- **DATA TO PROCESS**
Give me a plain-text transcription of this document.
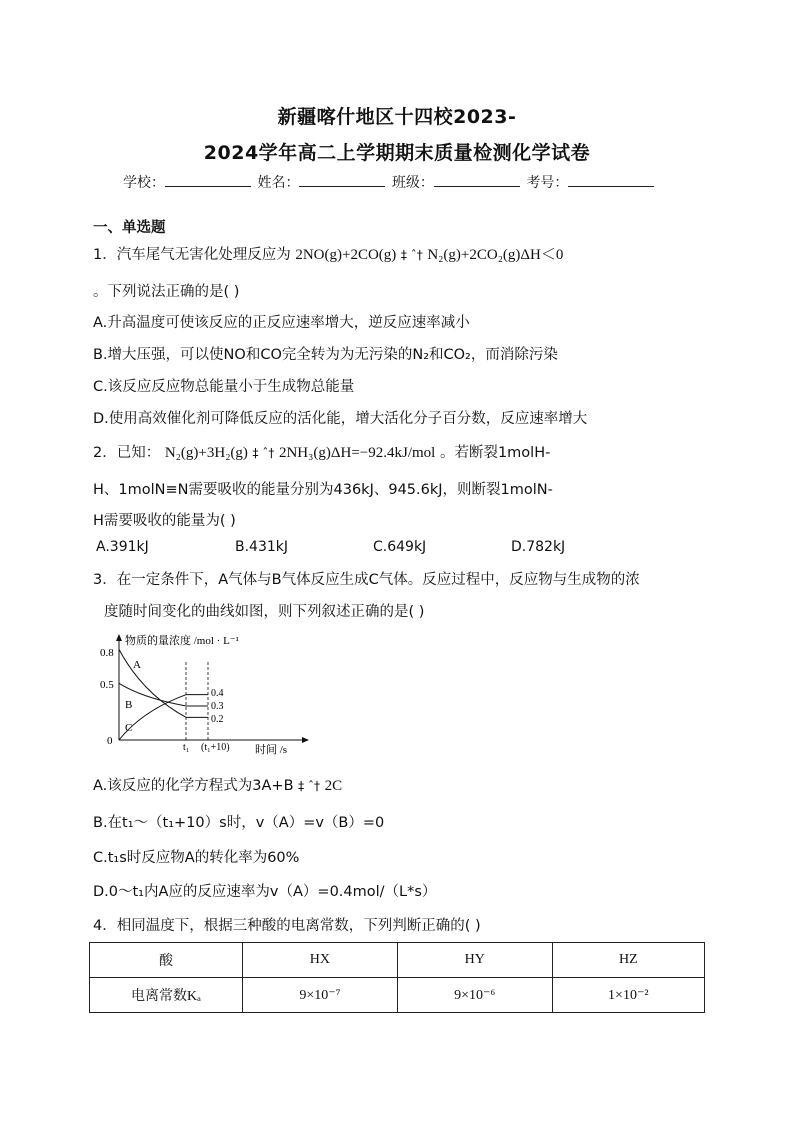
新疆喀什地区十四校2023-
2024学年高二上学期期末质量检测化学试卷
学校：	姓名：	班级：	考号：
一、单选题
1．汽车尾气无害化处理反应为 2NO(g)+2CO(g) ‡ ˆ† N₂(g)+2CO₂(g)ΔH＜0
。下列说法正确的是( )
A.升高温度可使该反应的正反应速率增大，逆反应速率减小
B.增大压强，可以使NO和CO完全转为为无污染的N₂和CO₂，而消除污染
C.该反应反应物总能量小于生成物总能量
D.使用高效催化剂可降低反应的活化能，增大活化分子百分数，反应速率增大
2．已知： N₂(g)+3H₂(g) ‡ ˆ† 2NH₃(g)ΔH=−92.4kJ/mol 。若断裂1molH-
H、1molN≡N需要吸收的能量分别为436kJ、945.6kJ，则断裂1molN-
H需要吸收的能量为( )
A.391kJ	B.431kJ	C.649kJ	D.782kJ
3．在一定条件下，A气体与B气体反应生成C气体。反应过程中，反应物与生成物的浓
度随时间变化的曲线如图，则下列叙述正确的是( )
物质的量浓度 /mol · L⁻¹
时间 /s
0.8
0.5
0
t₁ (t₁+10)
0.4
0.3
0.2
A
B
C
A.该反应的化学方程式为3A+B ‡ ˆ† 2C
B.在t₁～（t₁+10）s时，v（A）=v（B）=0
C.t₁s时反应物A的转化率为60%
D.0～t₁内A应的反应速率为v（A）=0.4mol/（L*s）
4．相同温度下，根据三种酸的电离常数，下列判断正确的( )
酸	HX	HY	HZ
电离常数Kₐ	9×10⁻⁷	9×10⁻⁶	1×10⁻²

- **TASK OBJECTIVE**
Every record must be copied exactly, with images dropped from the result.

- **FULL SOLUTION**
Give me a plain-text transcription of this document.
新疆喀什地区十四校2023-
2024学年高二上学期期末质量检测化学试卷
学校：	姓名：	班级：	考号：
一、单选题
1．汽车尾气无害化处理反应为 2NO(g)+2CO(g) ‡ ˆ† N₂(g)+2CO₂(g)ΔH＜0
。下列说法正确的是( )
A.升高温度可使该反应的正反应速率增大，逆反应速率减小
B.增大压强，可以使NO和CO完全转为为无污染的N₂和CO₂，而消除污染
C.该反应反应物总能量小于生成物总能量
D.使用高效催化剂可降低反应的活化能，增大活化分子百分数，反应速率增大
2．已知： N₂(g)+3H₂(g) ‡ ˆ† 2NH₃(g)ΔH=−92.4kJ/mol 。若断裂1molH-
H、1molN≡N需要吸收的能量分别为436kJ、945.6kJ，则断裂1molN-
H需要吸收的能量为( )
A.391kJ	B.431kJ	C.649kJ	D.782kJ
3．在一定条件下，A气体与B气体反应生成C气体。反应过程中，反应物与生成物的浓
度随时间变化的曲线如图，则下列叙述正确的是( )
物质的量浓度 /mol · L⁻¹
时间 /s
0.8
0.5
0
t₁ (t₁+10)
0.4
0.3
0.2
A
B
C
A.该反应的化学方程式为3A+B ‡ ˆ† 2C
B.在t₁～（t₁+10）s时，v（A）=v（B）=0
C.t₁s时反应物A的转化率为60%
D.0～t₁内A应的反应速率为v（A）=0.4mol/（L*s）
4．相同温度下，根据三种酸的电离常数，下列判断正确的( )
酸	HX	HY	HZ
电离常数Kₐ	9×10⁻⁷	9×10⁻⁶	1×10⁻²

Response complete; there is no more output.